Problem to work on>
Restate the entire listing word for word.

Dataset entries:

[START]

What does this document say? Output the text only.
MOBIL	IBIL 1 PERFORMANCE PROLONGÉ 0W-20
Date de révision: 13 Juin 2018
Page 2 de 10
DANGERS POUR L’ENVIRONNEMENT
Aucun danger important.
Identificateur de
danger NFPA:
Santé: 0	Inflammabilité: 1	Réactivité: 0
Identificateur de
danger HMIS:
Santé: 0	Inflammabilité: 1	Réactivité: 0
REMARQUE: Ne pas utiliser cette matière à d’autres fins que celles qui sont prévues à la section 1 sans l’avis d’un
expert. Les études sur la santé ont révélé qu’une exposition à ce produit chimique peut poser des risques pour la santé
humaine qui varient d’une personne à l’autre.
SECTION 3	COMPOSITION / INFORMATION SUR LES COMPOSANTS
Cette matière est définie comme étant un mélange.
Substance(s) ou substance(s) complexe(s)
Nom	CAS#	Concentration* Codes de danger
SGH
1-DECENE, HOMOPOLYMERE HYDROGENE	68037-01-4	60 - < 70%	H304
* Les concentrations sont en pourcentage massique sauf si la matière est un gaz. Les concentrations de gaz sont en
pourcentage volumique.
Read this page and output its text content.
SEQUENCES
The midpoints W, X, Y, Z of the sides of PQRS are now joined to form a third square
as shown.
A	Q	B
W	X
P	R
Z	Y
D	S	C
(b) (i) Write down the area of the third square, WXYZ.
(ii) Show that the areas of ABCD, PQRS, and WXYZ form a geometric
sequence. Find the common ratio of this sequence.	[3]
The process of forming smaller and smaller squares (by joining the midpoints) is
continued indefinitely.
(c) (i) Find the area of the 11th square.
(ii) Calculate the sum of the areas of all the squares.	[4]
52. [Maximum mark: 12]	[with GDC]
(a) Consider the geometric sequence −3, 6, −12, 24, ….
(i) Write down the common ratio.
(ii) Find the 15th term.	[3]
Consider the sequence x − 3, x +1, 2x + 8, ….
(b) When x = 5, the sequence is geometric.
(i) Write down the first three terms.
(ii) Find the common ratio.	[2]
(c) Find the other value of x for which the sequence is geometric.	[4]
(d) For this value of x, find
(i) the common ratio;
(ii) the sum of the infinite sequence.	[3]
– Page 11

[END]

Solution for this problem>
What does this document say? Output the text only.
MOBIL	IBIL 1 PERFORMANCE PROLONGÉ 0W-20
Date de révision: 13 Juin 2018
Page 2 de 10
DANGERS POUR L’ENVIRONNEMENT
Aucun danger important.
Identificateur de
danger NFPA:
Santé: 0	Inflammabilité: 1	Réactivité: 0
Identificateur de
danger HMIS:
Santé: 0	Inflammabilité: 1	Réactivité: 0
REMARQUE: Ne pas utiliser cette matière à d’autres fins que celles qui sont prévues à la section 1 sans l’avis d’un
expert. Les études sur la santé ont révélé qu’une exposition à ce produit chimique peut poser des risques pour la santé
humaine qui varient d’une personne à l’autre.
SECTION 3	COMPOSITION / INFORMATION SUR LES COMPOSANTS
Cette matière est définie comme étant un mélange.
Substance(s) ou substance(s) complexe(s)
Nom	CAS#	Concentration* Codes de danger
SGH
1-DECENE, HOMOPOLYMERE HYDROGENE	68037-01-4	60 - < 70%	H304
* Les concentrations sont en pourcentage massique sauf si la matière est un gaz. Les concentrations de gaz sont en
pourcentage volumique.
Read this page and output its text content.
SEQUENCES
The midpoints W, X, Y, Z of the sides of PQRS are now joined to form a third square
as shown.
A	Q	B
W	X
P	R
Z	Y
D	S	C
(b) (i) Write down the area of the third square, WXYZ.
(ii) Show that the areas of ABCD, PQRS, and WXYZ form a geometric
sequence. Find the common ratio of this sequence.	[3]
The process of forming smaller and smaller squares (by joining the midpoints) is
continued indefinitely.
(c) (i) Find the area of the 11th square.
(ii) Calculate the sum of the areas of all the squares.	[4]
52. [Maximum mark: 12]	[with GDC]
(a) Consider the geometric sequence −3, 6, −12, 24, ….
(i) Write down the common ratio.
(ii) Find the 15th term.	[3]
Consider the sequence x − 3, x +1, 2x + 8, ….
(b) When x = 5, the sequence is geometric.
(i) Write down the first three terms.
(ii) Find the common ratio.	[2]
(c) Find the other value of x for which the sequence is geometric.	[4]
(d) For this value of x, find
(i) the common ratio;
(ii) the sum of the infinite sequence.	[3]
– Page 11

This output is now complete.